Write out the material exactly, without any of its pictures.

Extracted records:
------

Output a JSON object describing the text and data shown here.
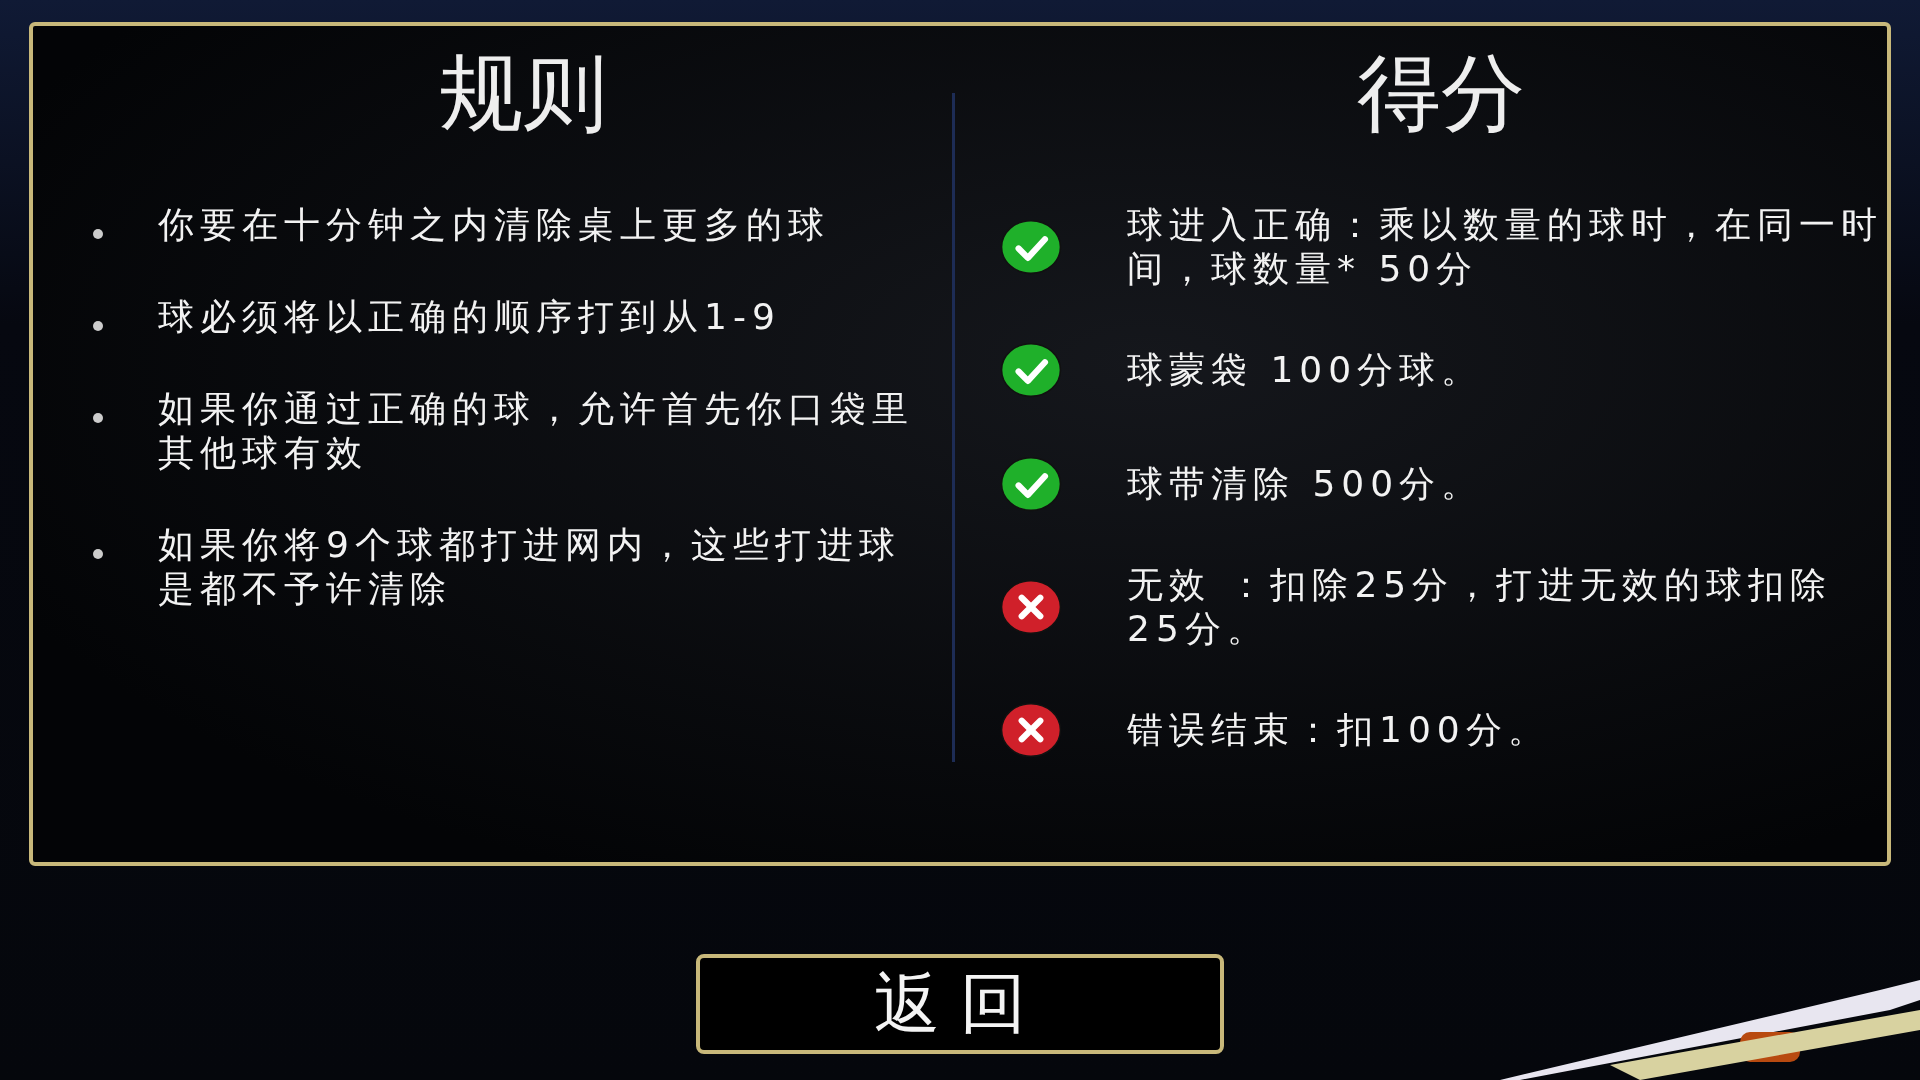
{
  "rules": {
    "title": "规则",
    "items": [
      "你要在十分钟之内清除桌上更多的球",
      "球必须将以正确的顺序打到从1-9",
      "如果你通过正确的球，允许首先你口袋里其他球有效",
      "如果你将9个球都打进网内，这些打进球是都不予许清除"
    ]
  },
  "scoring": {
    "title": "得分",
    "items": [
      {
        "kind": "plus",
        "text": "球进入正确：乘以数量的球时，在同一时间，球数量* 50分"
      },
      {
        "kind": "plus",
        "text": "球蒙袋 100分球。"
      },
      {
        "kind": "plus",
        "text": "球带清除 500分。"
      },
      {
        "kind": "minus",
        "text": "无效 ：扣除25分，打进无效的球扣除25分。"
      },
      {
        "kind": "minus",
        "text": "错误结束：扣100分。"
      }
    ]
  },
  "back_button": "返回"
}
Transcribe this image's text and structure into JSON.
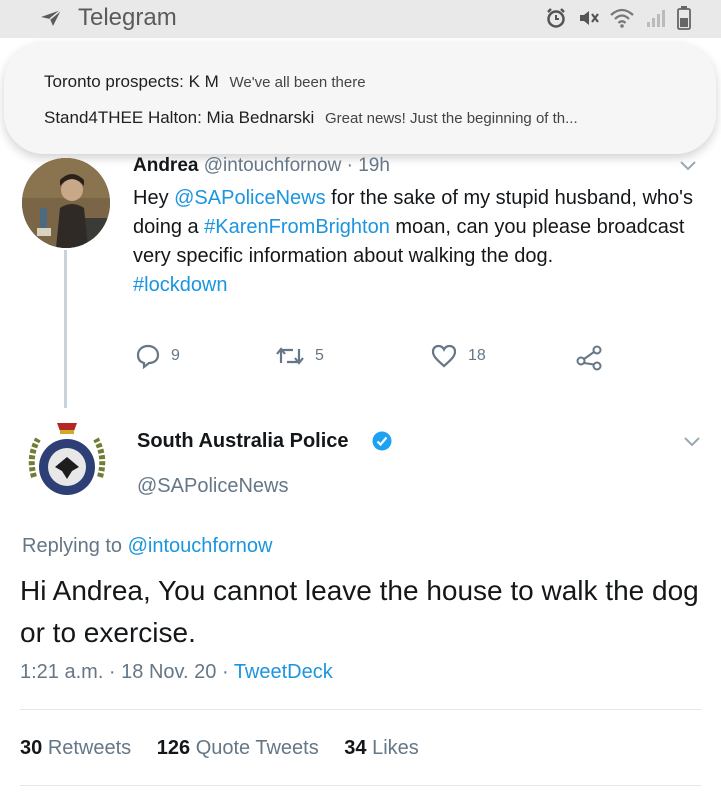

------

RESULT OF THIS TASK:
Output a JSON object describing the text and data shown here.
{
  "rules": {
    "title": "规则",
    "items": [
      "你要在十分钟之内清除桌上更多的球",
      "球必须将以正确的顺序打到从1-9",
      "如果你通过正确的球，允许首先你口袋里其他球有效",
      "如果你将9个球都打进网内，这些打进球是都不予许清除"
    ]
  },
  "scoring": {
    "title": "得分",
    "items": [
      {
        "kind": "plus",
        "text": "球进入正确：乘以数量的球时，在同一时间，球数量* 50分"
      },
      {
        "kind": "plus",
        "text": "球蒙袋 100分球。"
      },
      {
        "kind": "plus",
        "text": "球带清除 500分。"
      },
      {
        "kind": "minus",
        "text": "无效 ：扣除25分，打进无效的球扣除25分。"
      },
      {
        "kind": "minus",
        "text": "错误结束：扣100分。"
      }
    ]
  },
  "back_button": "返回"
}
Transcribe this image's text and structure into JSON.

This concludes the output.